Box annotation data:
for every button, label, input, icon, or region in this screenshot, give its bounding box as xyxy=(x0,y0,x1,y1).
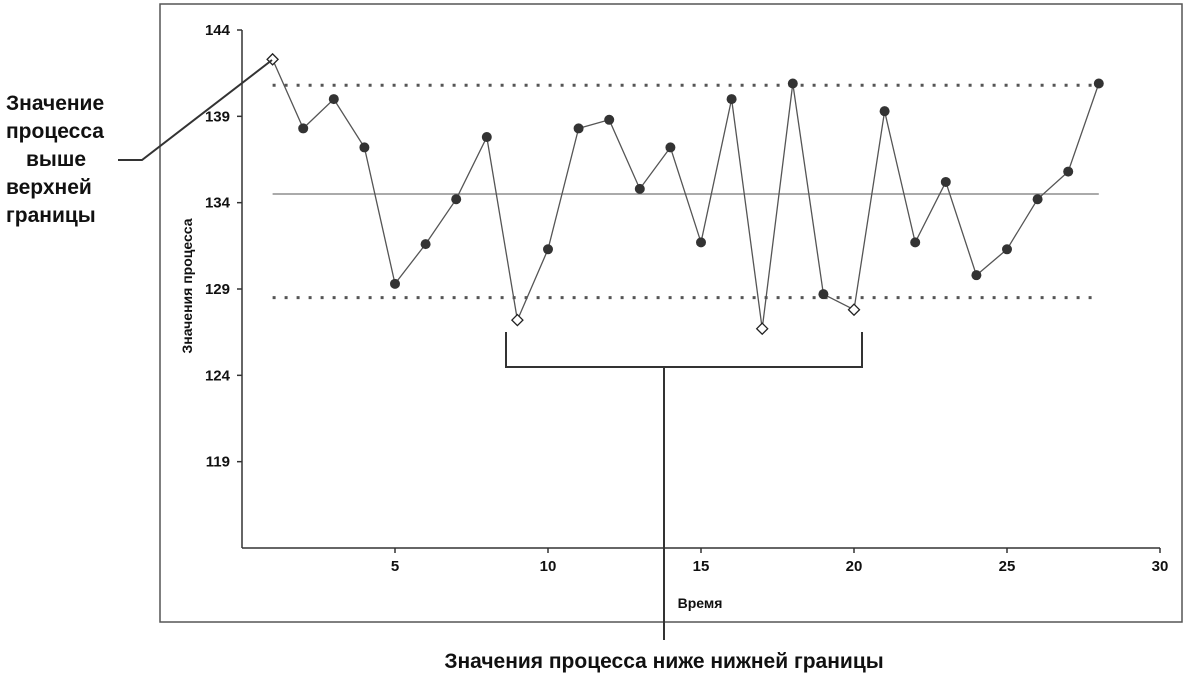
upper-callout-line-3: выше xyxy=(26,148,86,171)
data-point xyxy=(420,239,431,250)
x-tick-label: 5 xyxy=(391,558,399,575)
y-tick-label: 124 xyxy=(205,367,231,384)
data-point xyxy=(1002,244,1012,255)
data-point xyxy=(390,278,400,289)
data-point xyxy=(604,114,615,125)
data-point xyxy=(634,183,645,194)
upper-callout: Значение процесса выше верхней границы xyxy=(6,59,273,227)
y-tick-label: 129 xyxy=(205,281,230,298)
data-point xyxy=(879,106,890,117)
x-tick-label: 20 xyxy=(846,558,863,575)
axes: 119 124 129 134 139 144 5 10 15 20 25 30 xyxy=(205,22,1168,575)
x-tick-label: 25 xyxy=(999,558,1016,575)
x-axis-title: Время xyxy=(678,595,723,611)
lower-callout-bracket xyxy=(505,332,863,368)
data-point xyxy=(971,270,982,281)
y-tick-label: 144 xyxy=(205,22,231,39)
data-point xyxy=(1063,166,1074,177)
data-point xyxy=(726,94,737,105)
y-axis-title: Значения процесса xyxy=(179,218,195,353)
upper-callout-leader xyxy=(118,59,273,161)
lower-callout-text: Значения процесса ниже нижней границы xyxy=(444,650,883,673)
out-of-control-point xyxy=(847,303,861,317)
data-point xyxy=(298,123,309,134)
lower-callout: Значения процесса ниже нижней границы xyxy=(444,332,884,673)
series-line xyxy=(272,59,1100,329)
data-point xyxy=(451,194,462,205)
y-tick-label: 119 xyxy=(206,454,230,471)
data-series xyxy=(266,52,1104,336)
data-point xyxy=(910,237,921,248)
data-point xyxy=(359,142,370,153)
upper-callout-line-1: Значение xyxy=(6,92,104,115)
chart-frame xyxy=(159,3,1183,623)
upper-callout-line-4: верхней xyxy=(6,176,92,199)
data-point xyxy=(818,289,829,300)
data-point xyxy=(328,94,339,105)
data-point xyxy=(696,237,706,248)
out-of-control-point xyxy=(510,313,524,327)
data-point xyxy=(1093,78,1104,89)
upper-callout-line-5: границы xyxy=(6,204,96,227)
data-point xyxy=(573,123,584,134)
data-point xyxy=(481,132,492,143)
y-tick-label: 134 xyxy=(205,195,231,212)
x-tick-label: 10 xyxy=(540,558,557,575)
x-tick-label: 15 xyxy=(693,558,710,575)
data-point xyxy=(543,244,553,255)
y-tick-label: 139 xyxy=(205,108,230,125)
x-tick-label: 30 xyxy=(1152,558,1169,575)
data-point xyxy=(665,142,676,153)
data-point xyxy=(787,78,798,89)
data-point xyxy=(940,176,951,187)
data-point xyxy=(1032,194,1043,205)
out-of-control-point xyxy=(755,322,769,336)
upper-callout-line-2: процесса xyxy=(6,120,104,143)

* _TASK INSTRUCTIONS_: Reproduce every line of the records above verbatim, omitting the pictures.

* _COMPLETE OUTPUT_:
for every button, label, input, icon, or region in this screenshot, give its bounding box as xyxy=(x0,y0,x1,y1).
upper-callout-line-3: выше xyxy=(26,148,86,171)
data-point xyxy=(420,239,431,250)
x-tick-label: 5 xyxy=(391,558,399,575)
y-tick-label: 124 xyxy=(205,367,231,384)
data-point xyxy=(1002,244,1012,255)
data-point xyxy=(390,278,400,289)
data-point xyxy=(604,114,615,125)
data-point xyxy=(634,183,645,194)
upper-callout: Значение процесса выше верхней границы xyxy=(6,59,273,227)
y-tick-label: 129 xyxy=(205,281,230,298)
data-point xyxy=(879,106,890,117)
x-tick-label: 20 xyxy=(846,558,863,575)
axes: 119 124 129 134 139 144 5 10 15 20 25 30 xyxy=(205,22,1168,575)
x-tick-label: 25 xyxy=(999,558,1016,575)
x-axis-title: Время xyxy=(678,595,723,611)
lower-callout-bracket xyxy=(505,332,863,368)
data-point xyxy=(971,270,982,281)
y-tick-label: 144 xyxy=(205,22,231,39)
data-point xyxy=(1063,166,1074,177)
data-point xyxy=(726,94,737,105)
y-axis-title: Значения процесса xyxy=(179,218,195,353)
upper-callout-leader xyxy=(118,59,273,161)
lower-callout-text: Значения процесса ниже нижней границы xyxy=(444,650,883,673)
out-of-control-point xyxy=(847,303,861,317)
data-point xyxy=(298,123,309,134)
lower-callout: Значения процесса ниже нижней границы xyxy=(444,332,884,673)
series-line xyxy=(272,59,1100,329)
data-point xyxy=(451,194,462,205)
y-tick-label: 119 xyxy=(206,454,230,471)
data-series xyxy=(266,52,1104,336)
data-point xyxy=(910,237,921,248)
data-point xyxy=(359,142,370,153)
upper-callout-line-1: Значение xyxy=(6,92,104,115)
chart-frame xyxy=(159,3,1183,623)
upper-callout-line-4: верхней xyxy=(6,176,92,199)
data-point xyxy=(818,289,829,300)
data-point xyxy=(328,94,339,105)
data-point xyxy=(696,237,706,248)
out-of-control-point xyxy=(510,313,524,327)
data-point xyxy=(1093,78,1104,89)
upper-callout-line-5: границы xyxy=(6,204,96,227)
data-point xyxy=(573,123,584,134)
data-point xyxy=(481,132,492,143)
y-tick-label: 134 xyxy=(205,195,231,212)
x-tick-label: 10 xyxy=(540,558,557,575)
x-tick-label: 15 xyxy=(693,558,710,575)
data-point xyxy=(543,244,553,255)
y-tick-label: 139 xyxy=(205,108,230,125)
x-tick-label: 30 xyxy=(1152,558,1169,575)
data-point xyxy=(665,142,676,153)
data-point xyxy=(787,78,798,89)
data-point xyxy=(940,176,951,187)
data-point xyxy=(1032,194,1043,205)
out-of-control-point xyxy=(755,322,769,336)
upper-callout-line-2: процесса xyxy=(6,120,104,143)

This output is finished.